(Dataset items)
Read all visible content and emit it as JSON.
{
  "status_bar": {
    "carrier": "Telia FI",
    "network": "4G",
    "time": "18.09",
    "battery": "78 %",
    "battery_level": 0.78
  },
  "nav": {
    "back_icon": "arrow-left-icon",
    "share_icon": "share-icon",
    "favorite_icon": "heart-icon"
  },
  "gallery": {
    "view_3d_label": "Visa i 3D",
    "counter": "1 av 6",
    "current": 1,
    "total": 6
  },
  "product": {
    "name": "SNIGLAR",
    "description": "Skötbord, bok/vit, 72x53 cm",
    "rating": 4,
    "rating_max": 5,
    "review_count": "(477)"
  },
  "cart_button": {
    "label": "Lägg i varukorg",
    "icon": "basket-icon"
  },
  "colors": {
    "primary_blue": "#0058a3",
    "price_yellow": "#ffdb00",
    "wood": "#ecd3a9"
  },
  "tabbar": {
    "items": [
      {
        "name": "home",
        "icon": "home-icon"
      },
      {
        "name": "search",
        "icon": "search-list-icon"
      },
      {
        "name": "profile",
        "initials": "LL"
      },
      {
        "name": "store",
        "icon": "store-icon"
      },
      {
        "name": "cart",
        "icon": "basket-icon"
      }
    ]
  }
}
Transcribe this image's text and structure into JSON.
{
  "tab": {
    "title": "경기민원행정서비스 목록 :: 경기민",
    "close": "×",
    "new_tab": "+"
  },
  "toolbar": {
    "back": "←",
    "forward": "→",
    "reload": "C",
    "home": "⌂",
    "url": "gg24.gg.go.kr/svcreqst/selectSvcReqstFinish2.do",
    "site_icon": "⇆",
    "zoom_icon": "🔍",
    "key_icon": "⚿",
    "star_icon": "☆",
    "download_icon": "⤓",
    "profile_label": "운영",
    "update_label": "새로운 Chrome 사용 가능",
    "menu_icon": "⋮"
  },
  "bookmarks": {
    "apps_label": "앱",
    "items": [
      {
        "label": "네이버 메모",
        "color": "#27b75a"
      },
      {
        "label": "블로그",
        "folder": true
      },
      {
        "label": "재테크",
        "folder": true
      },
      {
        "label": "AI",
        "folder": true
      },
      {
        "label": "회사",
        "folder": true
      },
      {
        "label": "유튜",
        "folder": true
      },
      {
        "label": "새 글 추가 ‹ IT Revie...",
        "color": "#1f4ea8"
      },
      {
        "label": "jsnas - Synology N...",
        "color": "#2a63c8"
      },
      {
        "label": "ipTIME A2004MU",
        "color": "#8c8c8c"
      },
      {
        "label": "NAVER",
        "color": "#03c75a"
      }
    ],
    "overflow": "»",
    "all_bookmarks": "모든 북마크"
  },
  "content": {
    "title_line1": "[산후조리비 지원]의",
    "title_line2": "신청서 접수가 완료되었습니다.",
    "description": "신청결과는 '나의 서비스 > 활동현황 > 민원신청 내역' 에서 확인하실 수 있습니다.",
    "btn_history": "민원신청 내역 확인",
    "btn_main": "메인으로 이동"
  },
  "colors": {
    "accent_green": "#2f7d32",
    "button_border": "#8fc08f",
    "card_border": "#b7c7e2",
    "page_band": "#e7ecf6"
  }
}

Work required:
Exactly and exclusively, repeat the lines from the line that contains "Transcribe this image's" through the end of the records, both ends included.

Final result:
Transcribe this image's text and structure into JSON.
{
  "tab": {
    "title": "경기민원행정서비스 목록 :: 경기민",
    "close": "×",
    "new_tab": "+"
  },
  "toolbar": {
    "back": "←",
    "forward": "→",
    "reload": "C",
    "home": "⌂",
    "url": "gg24.gg.go.kr/svcreqst/selectSvcReqstFinish2.do",
    "site_icon": "⇆",
    "zoom_icon": "🔍",
    "key_icon": "⚿",
    "star_icon": "☆",
    "download_icon": "⤓",
    "profile_label": "운영",
    "update_label": "새로운 Chrome 사용 가능",
    "menu_icon": "⋮"
  },
  "bookmarks": {
    "apps_label": "앱",
    "items": [
      {
        "label": "네이버 메모",
        "color": "#27b75a"
      },
      {
        "label": "블로그",
        "folder": true
      },
      {
        "label": "재테크",
        "folder": true
      },
      {
        "label": "AI",
        "folder": true
      },
      {
        "label": "회사",
        "folder": true
      },
      {
        "label": "유튜",
        "folder": true
      },
      {
        "label": "새 글 추가 ‹ IT Revie...",
        "color": "#1f4ea8"
      },
      {
        "label": "jsnas - Synology N...",
        "color": "#2a63c8"
      },
      {
        "label": "ipTIME A2004MU",
        "color": "#8c8c8c"
      },
      {
        "label": "NAVER",
        "color": "#03c75a"
      }
    ],
    "overflow": "»",
    "all_bookmarks": "모든 북마크"
  },
  "content": {
    "title_line1": "[산후조리비 지원]의",
    "title_line2": "신청서 접수가 완료되었습니다.",
    "description": "신청결과는 '나의 서비스 > 활동현황 > 민원신청 내역' 에서 확인하실 수 있습니다.",
    "btn_history": "민원신청 내역 확인",
    "btn_main": "메인으로 이동"
  },
  "colors": {
    "accent_green": "#2f7d32",
    "button_border": "#8fc08f",
    "card_border": "#b7c7e2",
    "page_band": "#e7ecf6"
  }
}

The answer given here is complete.